* _Textauszug_:
⟨

Steuergewerkschaft zu Tricksereien: "Wir fahren mit dem Fahrrad einem Ferrari hinterher"

Jens Lehmann, Kapitalanleger, Banken: Thomas Eigenthaler, Chef der Deutschen Steuergewerkschaft, im Tagesspiegel-Interview über hoffnungslos überlastete Steuerfahnder

Herr Eigenthaler, die Nachrichten über Steuertricksereien häufen sich. Ex-Nationalspieler Jens Lehmann, aber auch Anleger sollen sehr kreativ beim Steuernsparen gewesen sein. Wo passieren solche Dinge häufiger – bei Anlegern oder Fußballspielern?

Bei Fußballspielern geht es oft um gefakte Angaben zum Wohnsitz, so dass man nicht richtig zuordnen kann, wo Steuern gezahlt werden müssen. Beim Kapitalmarkt geht es dagegen zu wie beim Hasen und dem Igel. Wir laufen der Entwicklung immer hinterher. Es werden immer neue Steuersparmodelle erfunden. Wir mögen beides nicht, aber schwieriger in den Griff zu bekommen, ist der Finanzmarktsektor.

Brauchen Sie Experten aus der Finanzbranche, um den Tricksern auf die Spur zu kommen?

Diese Fälle sind wahnsinnig zeitintensiv und kaum zu durchschauen. Vieles geht in Ausland. Bei einem Arzt würde man von einer Intensivbehandlung sprechen, aber wir beim Finanzamt sind eigentlich nur für die allgemeine Arztpraxis richtig ausgerüstet und sind froh, wenn wir die normalen Steuererklärungen einigermaßen bearbeiten können. Steuerfahnder und Betriebsprüfer sind hoffnungslos überlastet. Zu mittelgroßen Betrieben schicken wir nur alle 15 Jahre einen Betriebsprüfer heraus. Das ist das Gegenteil von Steuergerechtigkeit. Wir fahren mit dem Fahrrad einem Ferrari hinterher.

⟩

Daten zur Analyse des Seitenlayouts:
⟨

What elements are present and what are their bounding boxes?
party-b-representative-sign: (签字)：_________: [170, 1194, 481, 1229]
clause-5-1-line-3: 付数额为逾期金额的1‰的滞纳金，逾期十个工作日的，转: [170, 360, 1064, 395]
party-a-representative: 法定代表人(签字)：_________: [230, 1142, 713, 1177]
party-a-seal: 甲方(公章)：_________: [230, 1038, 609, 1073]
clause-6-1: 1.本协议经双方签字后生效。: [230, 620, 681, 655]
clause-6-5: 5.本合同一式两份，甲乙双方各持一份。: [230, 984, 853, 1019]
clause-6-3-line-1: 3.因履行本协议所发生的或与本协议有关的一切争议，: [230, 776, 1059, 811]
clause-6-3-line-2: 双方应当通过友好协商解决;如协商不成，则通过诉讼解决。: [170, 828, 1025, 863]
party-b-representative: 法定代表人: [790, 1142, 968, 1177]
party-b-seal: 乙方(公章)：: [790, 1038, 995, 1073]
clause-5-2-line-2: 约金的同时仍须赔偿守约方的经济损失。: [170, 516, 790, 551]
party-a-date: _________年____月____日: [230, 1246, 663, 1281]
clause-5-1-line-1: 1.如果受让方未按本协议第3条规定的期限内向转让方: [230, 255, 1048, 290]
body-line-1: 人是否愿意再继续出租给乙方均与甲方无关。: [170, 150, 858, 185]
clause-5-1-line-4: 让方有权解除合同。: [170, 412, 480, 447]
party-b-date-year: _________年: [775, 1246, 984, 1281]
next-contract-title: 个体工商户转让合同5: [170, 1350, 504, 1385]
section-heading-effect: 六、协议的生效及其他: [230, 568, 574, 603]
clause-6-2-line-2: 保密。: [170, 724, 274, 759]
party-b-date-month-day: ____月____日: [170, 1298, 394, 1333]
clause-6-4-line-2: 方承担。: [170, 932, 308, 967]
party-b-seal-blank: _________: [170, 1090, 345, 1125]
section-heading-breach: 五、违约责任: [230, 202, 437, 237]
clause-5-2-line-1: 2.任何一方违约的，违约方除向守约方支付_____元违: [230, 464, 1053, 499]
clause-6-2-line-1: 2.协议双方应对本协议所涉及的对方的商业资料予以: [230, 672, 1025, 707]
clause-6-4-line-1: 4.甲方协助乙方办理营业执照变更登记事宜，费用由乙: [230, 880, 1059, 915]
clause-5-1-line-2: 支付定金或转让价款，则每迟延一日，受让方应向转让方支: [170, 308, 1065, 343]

⟩

* _Fragen zum Material_:
1. Wie oft wird im Interview über Steuertricksereien zufolge ein Betriebsprüfer zu mittelgroßen Betrieben geschickt?
2. Ändere im Interview über Steuertricksereien den Abschnitt von "Herr Eigenthaler, die" bis einschließlich "Spur zu kommen?", indem du "Fußballspielern" durch "Profisportlern" ersetzt, und gib ihn wieder.
3. Schreibe das Interview über Steuertricksereien im Anschluss an seinen letzten Satz weiter.

* _Erwartete Antworten_:
1. Nur alle 15 Jahre.

2.
Herr Eigenthaler, die Nachrichten über Steuertricksereien häufen sich. Ex-Nationalspieler Jens Lehmann, aber auch Anleger sollen sehr kreativ beim Steuernsparen gewesen sein. Wo passieren solche Dinge häufiger – bei Anlegern oder Profisportlern?

Bei Profisportlern geht es oft um gefakte Angaben zum Wohnsitz, so dass man nicht richtig zuordnen kann, wo Steuern gezahlt werden müssen. Beim Kapitalmarkt geht es dagegen zu wie beim Hasen und dem Igel. Wir laufen der Entwicklung immer hinterher. Es werden immer neue Steuersparmodelle erfunden. Wir mögen beides nicht, aber schwieriger in den Griff zu bekommen, ist der Finanzmarktsektor.

Brauchen Sie Experten aus der Finanzbranche, um den Tricksern auf die Spur zu kommen?

3.
Das klingt nicht sehr optimistisch ...

Die Weiße-Kragen-Kriminalität ist kaum in den Griff zu bekommen. Sie wird unterstützt durch eine gut bezahlte Beratungsindustrie, die solche Modelle ausheckt. Im Grunde kommen wir den Betroffenen nur auf die Spur, wenn jemand auspackt und mit den Steuerbehörden kooperiert.

Wie kann sich das ändern?

Wir brauchen mehr internationale Kooperation, damit Tricksereien mit den Wohnsitzen nicht mehr so leicht sind. Der Datenaustausch muss verbessert werden. Wir nehmen das Steuergeheimnis wahnsinnig ernst, aber das nutzen einige wenige aus, um sich in die Büsche zu schlagen. Ohne Datenaustausch, ohne internationale Zusammenarbeit und solange sich die Staaten gegenseitig unterbieten, schneiden wir uns doch alle ins eigene Fleisch.